## Exercise
Extract every line from the records below that contains the word "lijevoj".

▼

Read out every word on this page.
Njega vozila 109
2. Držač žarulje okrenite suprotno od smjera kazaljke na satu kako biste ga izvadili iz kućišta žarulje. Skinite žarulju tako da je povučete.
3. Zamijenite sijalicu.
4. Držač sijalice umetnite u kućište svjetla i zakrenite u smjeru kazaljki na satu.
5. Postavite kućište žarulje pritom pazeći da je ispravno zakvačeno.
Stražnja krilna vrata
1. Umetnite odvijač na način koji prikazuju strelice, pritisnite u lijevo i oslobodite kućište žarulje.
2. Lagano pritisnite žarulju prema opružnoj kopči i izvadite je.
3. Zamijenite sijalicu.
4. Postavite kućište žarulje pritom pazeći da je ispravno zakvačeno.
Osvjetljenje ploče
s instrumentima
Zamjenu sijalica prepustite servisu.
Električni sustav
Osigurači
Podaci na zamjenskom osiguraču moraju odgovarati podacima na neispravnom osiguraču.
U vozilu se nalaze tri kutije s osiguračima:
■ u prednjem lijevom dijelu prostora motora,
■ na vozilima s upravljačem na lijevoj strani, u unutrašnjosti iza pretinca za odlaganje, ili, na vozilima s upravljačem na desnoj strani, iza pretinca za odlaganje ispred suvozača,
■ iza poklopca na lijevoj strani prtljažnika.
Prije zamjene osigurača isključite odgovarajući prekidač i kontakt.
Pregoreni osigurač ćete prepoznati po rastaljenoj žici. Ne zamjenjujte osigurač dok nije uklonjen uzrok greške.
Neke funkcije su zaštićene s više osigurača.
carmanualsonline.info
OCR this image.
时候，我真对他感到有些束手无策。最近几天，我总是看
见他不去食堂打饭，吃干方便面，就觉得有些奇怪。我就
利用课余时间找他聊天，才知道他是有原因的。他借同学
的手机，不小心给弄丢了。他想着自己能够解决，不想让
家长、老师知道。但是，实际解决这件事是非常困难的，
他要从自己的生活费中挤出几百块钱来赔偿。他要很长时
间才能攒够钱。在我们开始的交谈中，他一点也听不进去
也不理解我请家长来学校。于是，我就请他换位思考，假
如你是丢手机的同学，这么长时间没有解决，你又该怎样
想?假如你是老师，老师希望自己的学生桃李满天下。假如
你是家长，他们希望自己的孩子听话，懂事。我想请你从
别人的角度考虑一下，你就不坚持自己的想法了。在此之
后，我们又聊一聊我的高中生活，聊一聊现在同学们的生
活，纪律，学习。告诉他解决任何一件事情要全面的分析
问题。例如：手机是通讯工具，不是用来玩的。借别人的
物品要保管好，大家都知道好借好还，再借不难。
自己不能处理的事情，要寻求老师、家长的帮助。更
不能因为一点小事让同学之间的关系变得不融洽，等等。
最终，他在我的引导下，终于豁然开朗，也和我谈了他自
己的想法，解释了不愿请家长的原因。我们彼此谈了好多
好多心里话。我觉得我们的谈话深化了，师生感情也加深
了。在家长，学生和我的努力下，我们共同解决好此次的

▲

## Response below
■ na vozilima s upravljačem na lijevoj strani, u unutrašnjosti iza pretinca za odlaganje, ili, na vozilima s upravljačem na desnoj strani, iza pretinca za odlaganje ispred suvozača,
■ iza poklopca na lijevoj strani prtljažnika.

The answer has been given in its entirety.